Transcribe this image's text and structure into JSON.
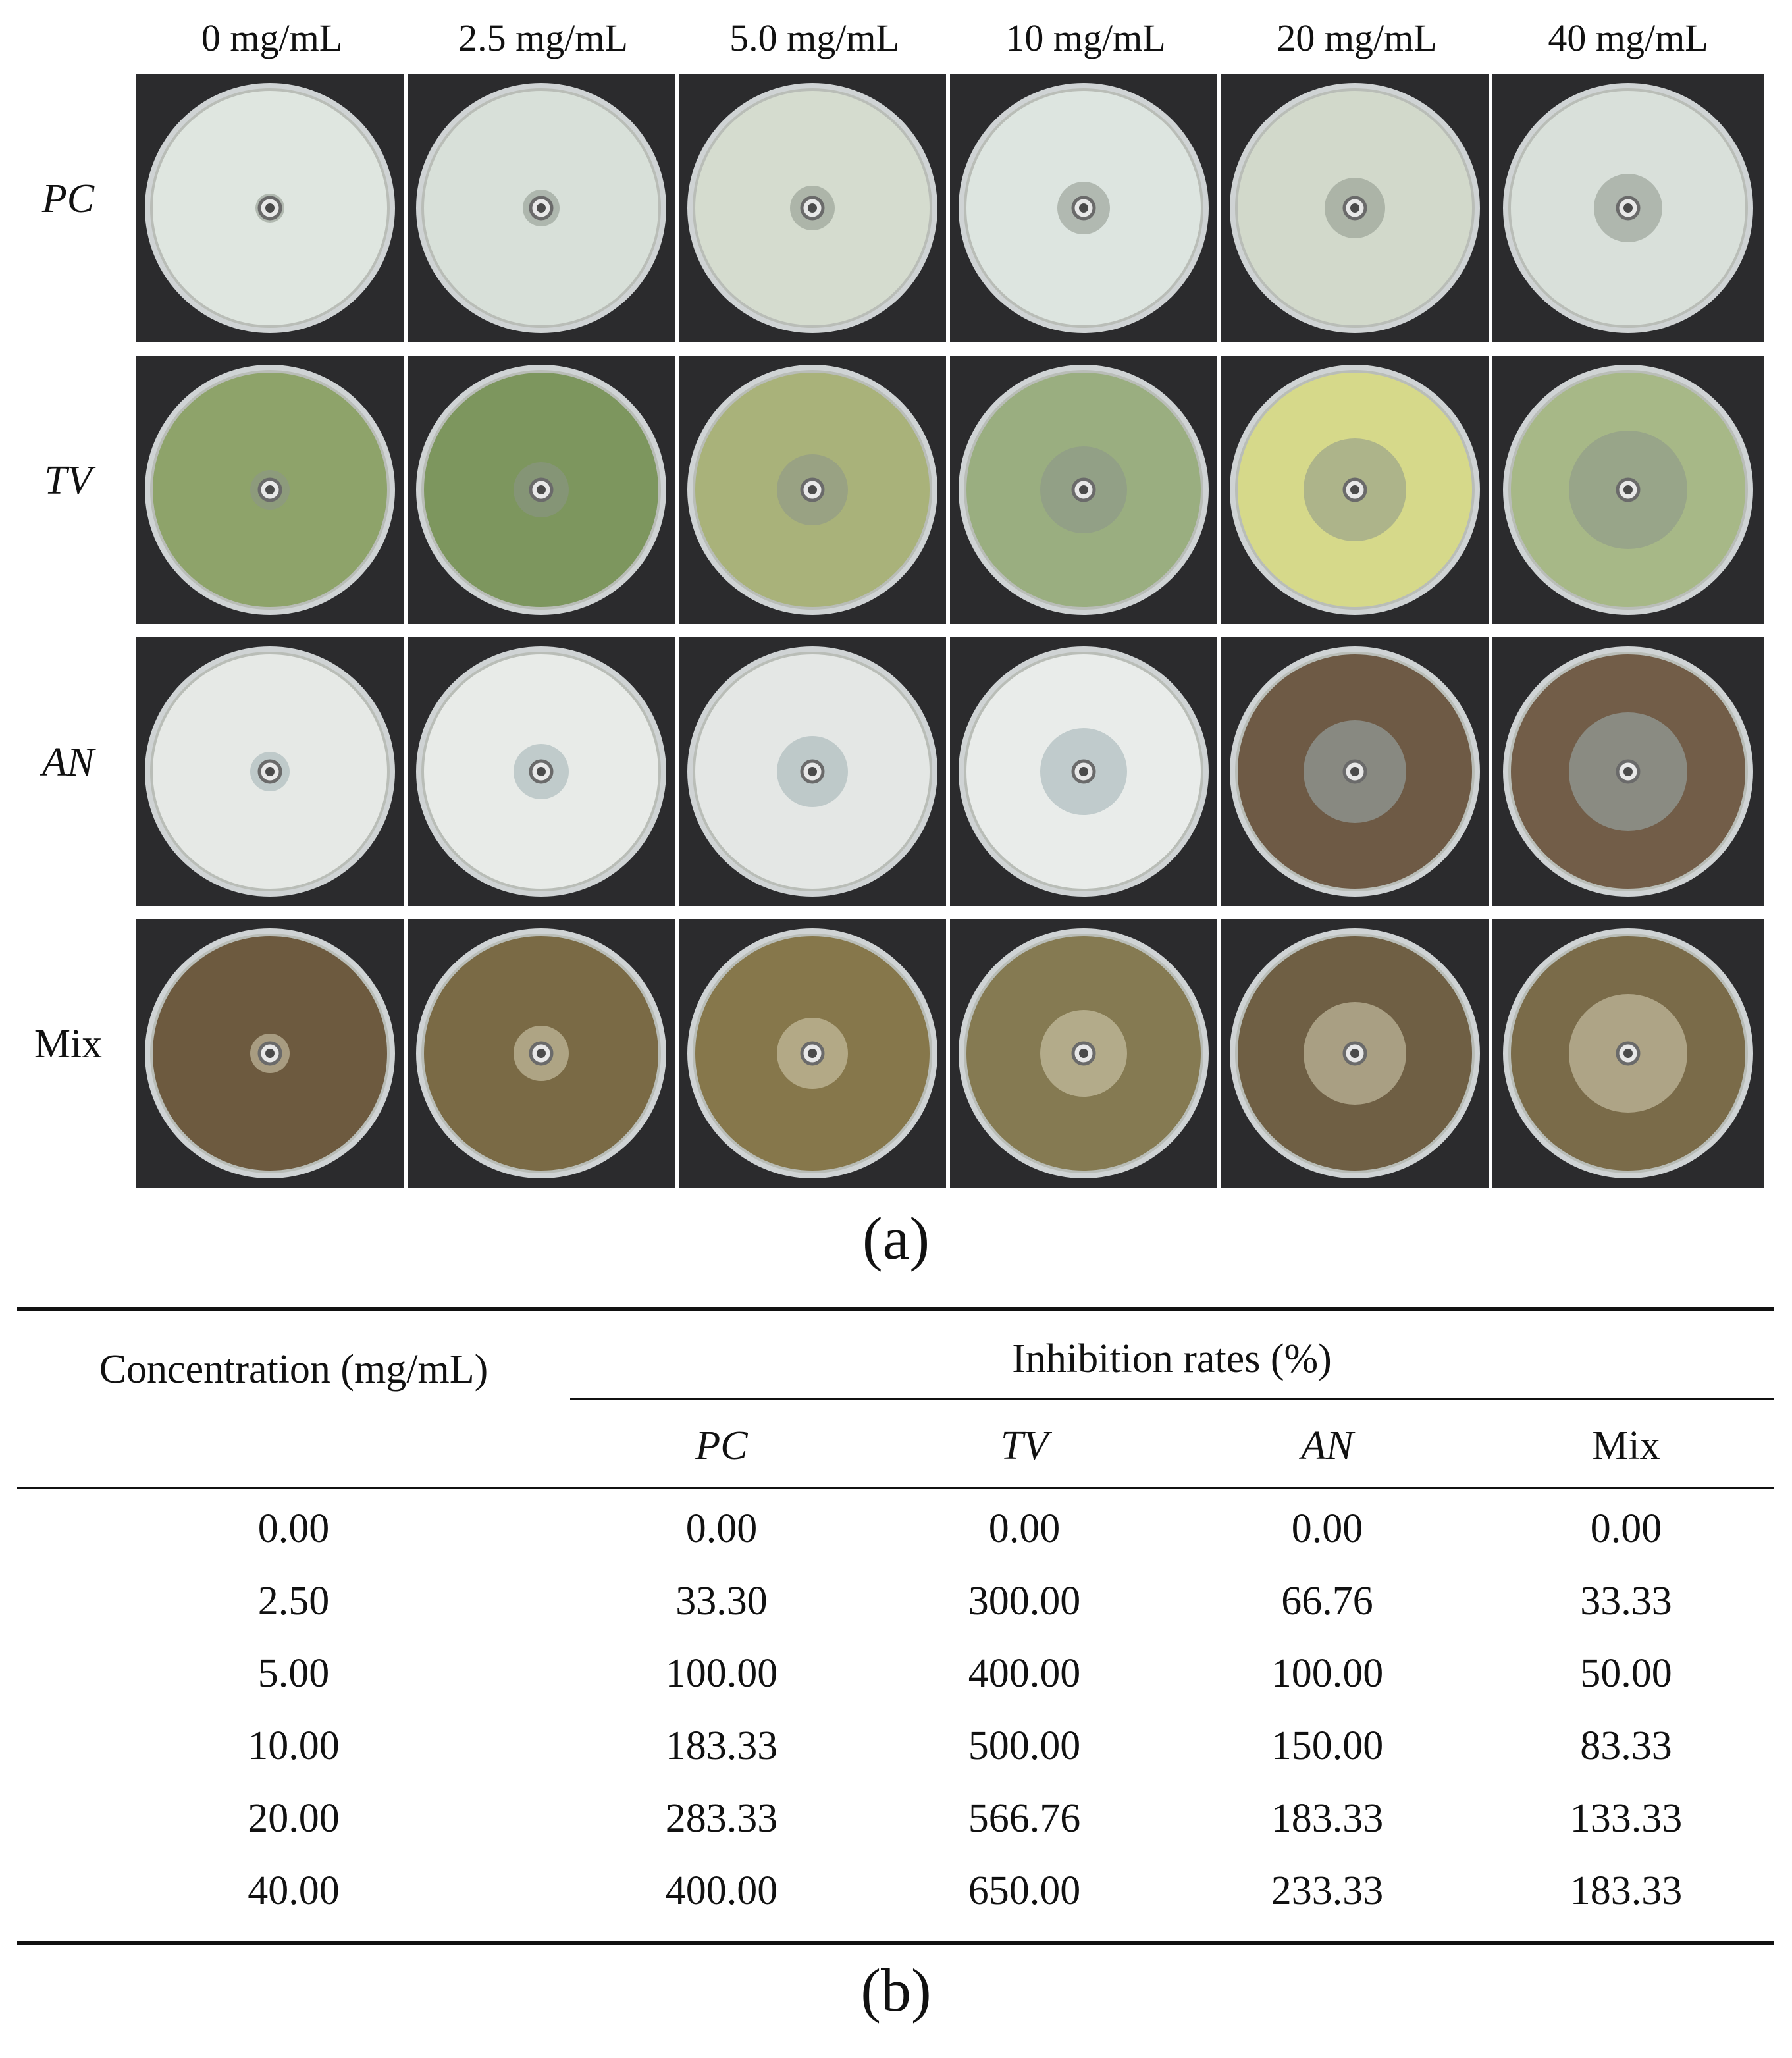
{
  "panel_a": {
    "column_headers": [
      "0 mg/mL",
      "2.5 mg/mL",
      "5.0 mg/mL",
      "10 mg/mL",
      "20 mg/mL",
      "40 mg/mL"
    ],
    "row_labels": [
      "PC",
      "TV",
      "AN",
      "Mix"
    ],
    "plate_colors": {
      "PC": [
        "#dfe6e0",
        "#d8e0d9",
        "#d5dccf",
        "#dde5e0",
        "#d2d9cb",
        "#d9e0da"
      ],
      "TV": [
        "#8ea36a",
        "#7d965e",
        "#a9b27a",
        "#9aae80",
        "#d6d98a",
        "#a7b887"
      ],
      "AN": [
        "#e6e9e6",
        "#e8ebe8",
        "#e4e7e5",
        "#e9ecea",
        "#6e5a45",
        "#725d48"
      ],
      "Mix": [
        "#6d5a3f",
        "#7a6a45",
        "#86774b",
        "#857a52",
        "#6f5f44",
        "#7a6b49"
      ]
    },
    "caption": "(a)"
  },
  "panel_b": {
    "header_concentration": "Concentration (mg/mL)",
    "header_group": "Inhibition rates (%)",
    "subheaders": [
      "PC",
      "TV",
      "AN",
      "Mix"
    ],
    "rows": [
      [
        "0.00",
        "0.00",
        "0.00",
        "0.00",
        "0.00"
      ],
      [
        "2.50",
        "33.30",
        "300.00",
        "66.76",
        "33.33"
      ],
      [
        "5.00",
        "100.00",
        "400.00",
        "100.00",
        "50.00"
      ],
      [
        "10.00",
        "183.33",
        "500.00",
        "150.00",
        "83.33"
      ],
      [
        "20.00",
        "283.33",
        "566.76",
        "183.33",
        "133.33"
      ],
      [
        "40.00",
        "400.00",
        "650.00",
        "233.33",
        "183.33"
      ]
    ],
    "caption": "(b)"
  }
}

----

● **Written request**:
Copy out all the data exactly; skip the pictures.

● **Response**:
Transcribe this image's text and structure into JSON.
{
  "panel_a": {
    "column_headers": [
      "0 mg/mL",
      "2.5 mg/mL",
      "5.0 mg/mL",
      "10 mg/mL",
      "20 mg/mL",
      "40 mg/mL"
    ],
    "row_labels": [
      "PC",
      "TV",
      "AN",
      "Mix"
    ],
    "plate_colors": {
      "PC": [
        "#dfe6e0",
        "#d8e0d9",
        "#d5dccf",
        "#dde5e0",
        "#d2d9cb",
        "#d9e0da"
      ],
      "TV": [
        "#8ea36a",
        "#7d965e",
        "#a9b27a",
        "#9aae80",
        "#d6d98a",
        "#a7b887"
      ],
      "AN": [
        "#e6e9e6",
        "#e8ebe8",
        "#e4e7e5",
        "#e9ecea",
        "#6e5a45",
        "#725d48"
      ],
      "Mix": [
        "#6d5a3f",
        "#7a6a45",
        "#86774b",
        "#857a52",
        "#6f5f44",
        "#7a6b49"
      ]
    },
    "caption": "(a)"
  },
  "panel_b": {
    "header_concentration": "Concentration (mg/mL)",
    "header_group": "Inhibition rates (%)",
    "subheaders": [
      "PC",
      "TV",
      "AN",
      "Mix"
    ],
    "rows": [
      [
        "0.00",
        "0.00",
        "0.00",
        "0.00",
        "0.00"
      ],
      [
        "2.50",
        "33.30",
        "300.00",
        "66.76",
        "33.33"
      ],
      [
        "5.00",
        "100.00",
        "400.00",
        "100.00",
        "50.00"
      ],
      [
        "10.00",
        "183.33",
        "500.00",
        "150.00",
        "83.33"
      ],
      [
        "20.00",
        "283.33",
        "566.76",
        "183.33",
        "133.33"
      ],
      [
        "40.00",
        "400.00",
        "650.00",
        "233.33",
        "183.33"
      ]
    ],
    "caption": "(b)"
  }
}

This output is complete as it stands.